Data entries

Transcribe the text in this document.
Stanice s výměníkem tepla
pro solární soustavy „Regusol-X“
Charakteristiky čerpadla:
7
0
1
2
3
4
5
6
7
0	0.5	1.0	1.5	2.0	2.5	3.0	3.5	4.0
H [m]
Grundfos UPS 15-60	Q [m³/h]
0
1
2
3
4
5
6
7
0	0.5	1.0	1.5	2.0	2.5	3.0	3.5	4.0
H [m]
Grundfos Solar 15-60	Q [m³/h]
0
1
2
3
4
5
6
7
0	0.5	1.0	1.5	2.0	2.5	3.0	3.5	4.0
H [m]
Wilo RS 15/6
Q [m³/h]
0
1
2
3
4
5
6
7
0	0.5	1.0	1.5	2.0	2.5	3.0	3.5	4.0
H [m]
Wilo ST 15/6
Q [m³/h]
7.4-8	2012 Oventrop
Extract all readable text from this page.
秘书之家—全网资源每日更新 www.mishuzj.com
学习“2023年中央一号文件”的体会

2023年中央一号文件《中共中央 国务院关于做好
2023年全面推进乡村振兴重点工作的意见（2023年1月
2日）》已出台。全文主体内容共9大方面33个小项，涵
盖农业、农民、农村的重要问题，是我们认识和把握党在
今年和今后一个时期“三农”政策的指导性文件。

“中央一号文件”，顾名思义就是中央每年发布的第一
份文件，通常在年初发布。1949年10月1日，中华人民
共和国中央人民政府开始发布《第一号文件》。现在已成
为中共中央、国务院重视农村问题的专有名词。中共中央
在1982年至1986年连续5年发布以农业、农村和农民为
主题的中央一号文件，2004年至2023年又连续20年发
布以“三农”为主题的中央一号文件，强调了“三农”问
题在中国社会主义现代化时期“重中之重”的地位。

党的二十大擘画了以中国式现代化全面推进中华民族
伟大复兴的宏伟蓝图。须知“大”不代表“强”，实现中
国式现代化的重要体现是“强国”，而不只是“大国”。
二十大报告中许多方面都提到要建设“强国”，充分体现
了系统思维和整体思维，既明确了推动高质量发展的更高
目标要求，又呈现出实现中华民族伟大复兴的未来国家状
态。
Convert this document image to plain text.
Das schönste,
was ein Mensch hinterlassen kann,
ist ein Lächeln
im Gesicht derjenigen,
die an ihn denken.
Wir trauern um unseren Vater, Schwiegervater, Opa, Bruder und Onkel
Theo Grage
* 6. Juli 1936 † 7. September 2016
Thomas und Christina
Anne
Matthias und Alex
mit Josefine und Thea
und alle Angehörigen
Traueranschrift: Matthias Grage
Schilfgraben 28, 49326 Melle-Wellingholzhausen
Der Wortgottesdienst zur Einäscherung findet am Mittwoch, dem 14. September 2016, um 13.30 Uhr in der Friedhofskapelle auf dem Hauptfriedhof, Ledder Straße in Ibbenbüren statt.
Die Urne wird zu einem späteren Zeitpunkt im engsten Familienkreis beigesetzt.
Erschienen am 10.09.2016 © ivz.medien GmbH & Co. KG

* Task to complete *
Each of the records should be retyped exactly.

* Worked solution *
Transcribe the text in this document.
Stanice s výměníkem tepla
pro solární soustavy „Regusol-X“
Charakteristiky čerpadla:
7
0
1
2
3
4
5
6
7
0	0.5	1.0	1.5	2.0	2.5	3.0	3.5	4.0
H [m]
Grundfos UPS 15-60	Q [m³/h]
0
1
2
3
4
5
6
7
0	0.5	1.0	1.5	2.0	2.5	3.0	3.5	4.0
H [m]
Grundfos Solar 15-60	Q [m³/h]
0
1
2
3
4
5
6
7
0	0.5	1.0	1.5	2.0	2.5	3.0	3.5	4.0
H [m]
Wilo RS 15/6
Q [m³/h]
0
1
2
3
4
5
6
7
0	0.5	1.0	1.5	2.0	2.5	3.0	3.5	4.0
H [m]
Wilo ST 15/6
Q [m³/h]
7.4-8	2012 Oventrop
Extract all readable text from this page.
秘书之家—全网资源每日更新 www.mishuzj.com
学习“2023年中央一号文件”的体会

2023年中央一号文件《中共中央 国务院关于做好
2023年全面推进乡村振兴重点工作的意见（2023年1月
2日）》已出台。全文主体内容共9大方面33个小项，涵
盖农业、农民、农村的重要问题，是我们认识和把握党在
今年和今后一个时期“三农”政策的指导性文件。

“中央一号文件”，顾名思义就是中央每年发布的第一
份文件，通常在年初发布。1949年10月1日，中华人民
共和国中央人民政府开始发布《第一号文件》。现在已成
为中共中央、国务院重视农村问题的专有名词。中共中央
在1982年至1986年连续5年发布以农业、农村和农民为
主题的中央一号文件，2004年至2023年又连续20年发
布以“三农”为主题的中央一号文件，强调了“三农”问
题在中国社会主义现代化时期“重中之重”的地位。

党的二十大擘画了以中国式现代化全面推进中华民族
伟大复兴的宏伟蓝图。须知“大”不代表“强”，实现中
国式现代化的重要体现是“强国”，而不只是“大国”。
二十大报告中许多方面都提到要建设“强国”，充分体现
了系统思维和整体思维，既明确了推动高质量发展的更高
目标要求，又呈现出实现中华民族伟大复兴的未来国家状
态。
Convert this document image to plain text.
Das schönste,
was ein Mensch hinterlassen kann,
ist ein Lächeln
im Gesicht derjenigen,
die an ihn denken.
Wir trauern um unseren Vater, Schwiegervater, Opa, Bruder und Onkel
Theo Grage
* 6. Juli 1936 † 7. September 2016
Thomas und Christina
Anne
Matthias und Alex
mit Josefine und Thea
und alle Angehörigen
Traueranschrift: Matthias Grage
Schilfgraben 28, 49326 Melle-Wellingholzhausen
Der Wortgottesdienst zur Einäscherung findet am Mittwoch, dem 14. September 2016, um 13.30 Uhr in der Friedhofskapelle auf dem Hauptfriedhof, Ledder Straße in Ibbenbüren statt.
Die Urne wird zu einem späteren Zeitpunkt im engsten Familienkreis beigesetzt.
Erschienen am 10.09.2016 © ivz.medien GmbH & Co. KG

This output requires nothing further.